→ WRITTEN INSTRUCTION:
Reproduce all of the data word for word.

→ INFORMATION PROVIDED:
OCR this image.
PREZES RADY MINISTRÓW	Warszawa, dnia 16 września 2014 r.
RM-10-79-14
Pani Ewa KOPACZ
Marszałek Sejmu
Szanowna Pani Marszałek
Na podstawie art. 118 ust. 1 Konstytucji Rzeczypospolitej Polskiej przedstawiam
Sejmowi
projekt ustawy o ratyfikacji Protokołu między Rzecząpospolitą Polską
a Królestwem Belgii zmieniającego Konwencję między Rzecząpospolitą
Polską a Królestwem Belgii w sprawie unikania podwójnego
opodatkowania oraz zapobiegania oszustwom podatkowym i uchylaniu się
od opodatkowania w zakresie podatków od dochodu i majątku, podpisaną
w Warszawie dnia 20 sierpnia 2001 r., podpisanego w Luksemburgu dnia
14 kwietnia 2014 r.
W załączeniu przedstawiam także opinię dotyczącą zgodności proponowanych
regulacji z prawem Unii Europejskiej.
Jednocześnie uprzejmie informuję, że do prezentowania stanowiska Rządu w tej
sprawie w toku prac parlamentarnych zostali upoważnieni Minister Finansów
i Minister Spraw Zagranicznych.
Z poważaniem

→ TASK OUTPUT:
OCR this image.
PREZES RADY MINISTRÓW	Warszawa, dnia 16 września 2014 r.
RM-10-79-14
Pani Ewa KOPACZ
Marszałek Sejmu
Szanowna Pani Marszałek
Na podstawie art. 118 ust. 1 Konstytucji Rzeczypospolitej Polskiej przedstawiam
Sejmowi
projekt ustawy o ratyfikacji Protokołu między Rzecząpospolitą Polską
a Królestwem Belgii zmieniającego Konwencję między Rzecząpospolitą
Polską a Królestwem Belgii w sprawie unikania podwójnego
opodatkowania oraz zapobiegania oszustwom podatkowym i uchylaniu się
od opodatkowania w zakresie podatków od dochodu i majątku, podpisaną
w Warszawie dnia 20 sierpnia 2001 r., podpisanego w Luksemburgu dnia
14 kwietnia 2014 r.
W załączeniu przedstawiam także opinię dotyczącą zgodności proponowanych
regulacji z prawem Unii Europejskiej.
Jednocześnie uprzejmie informuję, że do prezentowania stanowiska Rządu w tej
sprawie w toku prac parlamentarnych zostali upoważnieni Minister Finansów
i Minister Spraw Zagranicznych.
Z poważaniem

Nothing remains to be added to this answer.